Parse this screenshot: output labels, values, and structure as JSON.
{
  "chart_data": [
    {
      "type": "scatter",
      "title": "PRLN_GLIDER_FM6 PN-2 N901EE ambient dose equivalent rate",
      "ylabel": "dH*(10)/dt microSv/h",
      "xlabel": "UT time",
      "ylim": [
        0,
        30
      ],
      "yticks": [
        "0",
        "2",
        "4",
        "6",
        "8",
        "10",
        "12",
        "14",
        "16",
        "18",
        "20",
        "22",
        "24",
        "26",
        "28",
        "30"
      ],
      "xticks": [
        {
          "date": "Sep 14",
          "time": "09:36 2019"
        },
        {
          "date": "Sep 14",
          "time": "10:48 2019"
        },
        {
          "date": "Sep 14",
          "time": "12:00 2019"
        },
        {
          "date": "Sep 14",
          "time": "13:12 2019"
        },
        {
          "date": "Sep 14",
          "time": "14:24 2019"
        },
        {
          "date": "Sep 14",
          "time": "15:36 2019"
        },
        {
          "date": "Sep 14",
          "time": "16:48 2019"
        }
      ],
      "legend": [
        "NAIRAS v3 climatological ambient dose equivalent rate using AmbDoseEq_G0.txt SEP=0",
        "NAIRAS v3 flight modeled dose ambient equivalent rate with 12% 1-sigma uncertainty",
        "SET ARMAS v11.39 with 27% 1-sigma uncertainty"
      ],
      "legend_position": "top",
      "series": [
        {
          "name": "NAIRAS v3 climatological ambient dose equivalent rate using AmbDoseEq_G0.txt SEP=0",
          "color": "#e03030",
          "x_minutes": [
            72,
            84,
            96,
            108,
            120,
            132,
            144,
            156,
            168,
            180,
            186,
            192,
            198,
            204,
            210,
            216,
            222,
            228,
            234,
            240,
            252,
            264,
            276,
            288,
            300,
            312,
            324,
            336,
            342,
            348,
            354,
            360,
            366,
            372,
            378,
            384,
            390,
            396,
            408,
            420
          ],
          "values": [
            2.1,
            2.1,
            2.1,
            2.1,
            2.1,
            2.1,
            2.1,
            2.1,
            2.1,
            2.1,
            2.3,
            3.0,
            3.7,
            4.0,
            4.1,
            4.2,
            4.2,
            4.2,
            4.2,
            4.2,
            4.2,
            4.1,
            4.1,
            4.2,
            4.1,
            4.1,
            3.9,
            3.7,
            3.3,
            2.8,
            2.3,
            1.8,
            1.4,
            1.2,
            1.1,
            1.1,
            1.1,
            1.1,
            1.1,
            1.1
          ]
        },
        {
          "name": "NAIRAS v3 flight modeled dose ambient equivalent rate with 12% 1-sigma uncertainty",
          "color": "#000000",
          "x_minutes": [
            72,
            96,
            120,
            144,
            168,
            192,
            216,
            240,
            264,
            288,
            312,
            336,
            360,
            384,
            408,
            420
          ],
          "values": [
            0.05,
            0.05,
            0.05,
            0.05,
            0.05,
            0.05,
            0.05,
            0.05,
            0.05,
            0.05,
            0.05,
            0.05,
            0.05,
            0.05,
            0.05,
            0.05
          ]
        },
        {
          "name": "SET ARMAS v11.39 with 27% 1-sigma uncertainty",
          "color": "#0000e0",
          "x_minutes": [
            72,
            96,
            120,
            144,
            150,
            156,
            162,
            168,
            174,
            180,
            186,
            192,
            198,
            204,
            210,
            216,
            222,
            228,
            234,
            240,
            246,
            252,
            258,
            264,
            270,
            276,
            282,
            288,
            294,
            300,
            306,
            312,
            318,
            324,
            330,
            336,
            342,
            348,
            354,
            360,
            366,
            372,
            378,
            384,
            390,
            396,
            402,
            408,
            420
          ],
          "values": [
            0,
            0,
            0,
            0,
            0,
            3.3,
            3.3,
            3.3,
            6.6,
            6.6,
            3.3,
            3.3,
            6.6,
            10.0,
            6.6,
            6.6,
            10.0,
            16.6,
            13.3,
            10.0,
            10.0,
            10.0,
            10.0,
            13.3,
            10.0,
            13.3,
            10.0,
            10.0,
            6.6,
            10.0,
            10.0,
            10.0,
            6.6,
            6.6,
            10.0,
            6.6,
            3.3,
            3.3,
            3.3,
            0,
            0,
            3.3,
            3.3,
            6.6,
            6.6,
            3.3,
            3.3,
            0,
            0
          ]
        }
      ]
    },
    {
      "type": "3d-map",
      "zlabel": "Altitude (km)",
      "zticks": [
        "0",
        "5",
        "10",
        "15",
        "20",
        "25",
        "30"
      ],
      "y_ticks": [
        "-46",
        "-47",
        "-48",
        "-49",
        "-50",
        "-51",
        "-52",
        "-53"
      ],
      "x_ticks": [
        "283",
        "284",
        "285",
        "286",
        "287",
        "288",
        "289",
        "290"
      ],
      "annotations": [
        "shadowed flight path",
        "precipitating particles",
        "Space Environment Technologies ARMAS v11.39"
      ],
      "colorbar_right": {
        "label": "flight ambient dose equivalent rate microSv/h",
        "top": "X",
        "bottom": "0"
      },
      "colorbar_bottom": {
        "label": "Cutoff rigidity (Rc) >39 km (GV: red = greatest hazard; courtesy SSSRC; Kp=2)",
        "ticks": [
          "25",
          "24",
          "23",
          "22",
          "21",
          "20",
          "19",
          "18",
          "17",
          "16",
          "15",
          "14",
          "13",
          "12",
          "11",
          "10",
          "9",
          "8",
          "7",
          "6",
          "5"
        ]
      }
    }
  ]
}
========
THE PROBLEM:
Pick out the lines containing the string "using".

SOLUTION TO THE EXERCISE:
        "NAIRAS v3 climatological ambient dose equivalent rate using AmbDoseEq_G0.txt SEP=0",
          "name": "NAIRAS v3 climatological ambient dose equivalent rate using AmbDoseEq_G0.txt SEP=0",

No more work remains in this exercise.